EXERCISE MATERIAL:
++++
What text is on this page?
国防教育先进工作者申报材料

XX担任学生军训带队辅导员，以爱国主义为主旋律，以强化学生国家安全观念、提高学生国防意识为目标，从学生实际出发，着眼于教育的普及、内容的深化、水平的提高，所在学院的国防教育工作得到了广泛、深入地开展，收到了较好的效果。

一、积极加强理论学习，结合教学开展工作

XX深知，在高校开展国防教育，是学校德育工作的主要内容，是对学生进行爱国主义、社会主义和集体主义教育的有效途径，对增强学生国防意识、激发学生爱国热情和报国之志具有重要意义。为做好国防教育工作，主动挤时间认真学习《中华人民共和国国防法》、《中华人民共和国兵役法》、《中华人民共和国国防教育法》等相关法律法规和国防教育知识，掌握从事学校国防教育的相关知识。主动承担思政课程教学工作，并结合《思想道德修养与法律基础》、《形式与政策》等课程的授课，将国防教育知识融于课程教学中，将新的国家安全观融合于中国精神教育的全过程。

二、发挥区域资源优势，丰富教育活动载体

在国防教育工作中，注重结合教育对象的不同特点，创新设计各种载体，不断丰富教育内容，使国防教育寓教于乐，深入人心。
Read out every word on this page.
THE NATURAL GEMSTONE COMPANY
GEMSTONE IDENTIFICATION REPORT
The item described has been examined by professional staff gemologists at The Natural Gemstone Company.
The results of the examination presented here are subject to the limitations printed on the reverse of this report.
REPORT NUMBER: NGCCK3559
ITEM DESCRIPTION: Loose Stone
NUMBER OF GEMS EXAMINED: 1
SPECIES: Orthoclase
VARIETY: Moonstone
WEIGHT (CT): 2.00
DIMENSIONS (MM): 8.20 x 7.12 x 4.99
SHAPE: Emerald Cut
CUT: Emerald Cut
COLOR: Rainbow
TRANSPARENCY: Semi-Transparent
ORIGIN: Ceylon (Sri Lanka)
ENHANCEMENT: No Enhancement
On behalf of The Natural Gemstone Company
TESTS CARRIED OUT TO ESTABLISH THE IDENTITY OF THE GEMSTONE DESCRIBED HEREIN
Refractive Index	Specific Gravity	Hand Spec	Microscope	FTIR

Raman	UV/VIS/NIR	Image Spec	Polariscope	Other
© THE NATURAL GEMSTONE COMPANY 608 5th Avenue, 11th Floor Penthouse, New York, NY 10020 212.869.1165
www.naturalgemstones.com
++++
WHAT TO WORK ON:
Please reproduce each line exactly as written.

COMPLETED TASK:
What text is on this page?
国防教育先进工作者申报材料

XX担任学生军训带队辅导员，以爱国主义为主旋律，以强化学生国家安全观念、提高学生国防意识为目标，从学生实际出发，着眼于教育的普及、内容的深化、水平的提高，所在学院的国防教育工作得到了广泛、深入地开展，收到了较好的效果。

一、积极加强理论学习，结合教学开展工作

XX深知，在高校开展国防教育，是学校德育工作的主要内容，是对学生进行爱国主义、社会主义和集体主义教育的有效途径，对增强学生国防意识、激发学生爱国热情和报国之志具有重要意义。为做好国防教育工作，主动挤时间认真学习《中华人民共和国国防法》、《中华人民共和国兵役法》、《中华人民共和国国防教育法》等相关法律法规和国防教育知识，掌握从事学校国防教育的相关知识。主动承担思政课程教学工作，并结合《思想道德修养与法律基础》、《形式与政策》等课程的授课，将国防教育知识融于课程教学中，将新的国家安全观融合于中国精神教育的全过程。

二、发挥区域资源优势，丰富教育活动载体

在国防教育工作中，注重结合教育对象的不同特点，创新设计各种载体，不断丰富教育内容，使国防教育寓教于乐，深入人心。
Read out every word on this page.
THE NATURAL GEMSTONE COMPANY
GEMSTONE IDENTIFICATION REPORT
The item described has been examined by professional staff gemologists at The Natural Gemstone Company.
The results of the examination presented here are subject to the limitations printed on the reverse of this report.
REPORT NUMBER: NGCCK3559
ITEM DESCRIPTION: Loose Stone
NUMBER OF GEMS EXAMINED: 1
SPECIES: Orthoclase
VARIETY: Moonstone
WEIGHT (CT): 2.00
DIMENSIONS (MM): 8.20 x 7.12 x 4.99
SHAPE: Emerald Cut
CUT: Emerald Cut
COLOR: Rainbow
TRANSPARENCY: Semi-Transparent
ORIGIN: Ceylon (Sri Lanka)
ENHANCEMENT: No Enhancement
On behalf of The Natural Gemstone Company
TESTS CARRIED OUT TO ESTABLISH THE IDENTITY OF THE GEMSTONE DESCRIBED HEREIN
Refractive Index	Specific Gravity	Hand Spec	Microscope	FTIR

Raman	UV/VIS/NIR	Image Spec	Polariscope	Other
© THE NATURAL GEMSTONE COMPANY 608 5th Avenue, 11th Floor Penthouse, New York, NY 10020 212.869.1165
www.naturalgemstones.com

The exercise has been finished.